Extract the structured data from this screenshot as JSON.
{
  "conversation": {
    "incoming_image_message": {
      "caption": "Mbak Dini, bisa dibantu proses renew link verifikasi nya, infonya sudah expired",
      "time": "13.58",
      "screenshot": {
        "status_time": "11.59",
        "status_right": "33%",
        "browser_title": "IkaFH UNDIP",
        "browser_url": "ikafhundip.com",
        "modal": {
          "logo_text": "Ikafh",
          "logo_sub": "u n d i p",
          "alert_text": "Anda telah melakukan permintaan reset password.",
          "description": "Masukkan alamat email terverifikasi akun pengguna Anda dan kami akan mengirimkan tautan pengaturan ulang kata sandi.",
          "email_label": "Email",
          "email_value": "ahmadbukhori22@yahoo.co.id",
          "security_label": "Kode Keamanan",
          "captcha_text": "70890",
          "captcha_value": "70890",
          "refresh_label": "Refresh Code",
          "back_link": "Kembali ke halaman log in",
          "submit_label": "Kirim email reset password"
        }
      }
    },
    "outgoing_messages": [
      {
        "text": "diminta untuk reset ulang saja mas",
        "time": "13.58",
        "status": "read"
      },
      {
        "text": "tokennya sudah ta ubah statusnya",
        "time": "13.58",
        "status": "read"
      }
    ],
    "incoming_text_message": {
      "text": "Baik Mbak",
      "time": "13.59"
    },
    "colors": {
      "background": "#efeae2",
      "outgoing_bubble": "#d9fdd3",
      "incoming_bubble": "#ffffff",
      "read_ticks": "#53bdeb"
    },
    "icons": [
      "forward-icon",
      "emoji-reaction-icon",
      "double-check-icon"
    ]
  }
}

What you should do. Of the lines in the data, how many hold the string "reset"? State the number, nothing else.

Answer for this exercise. 3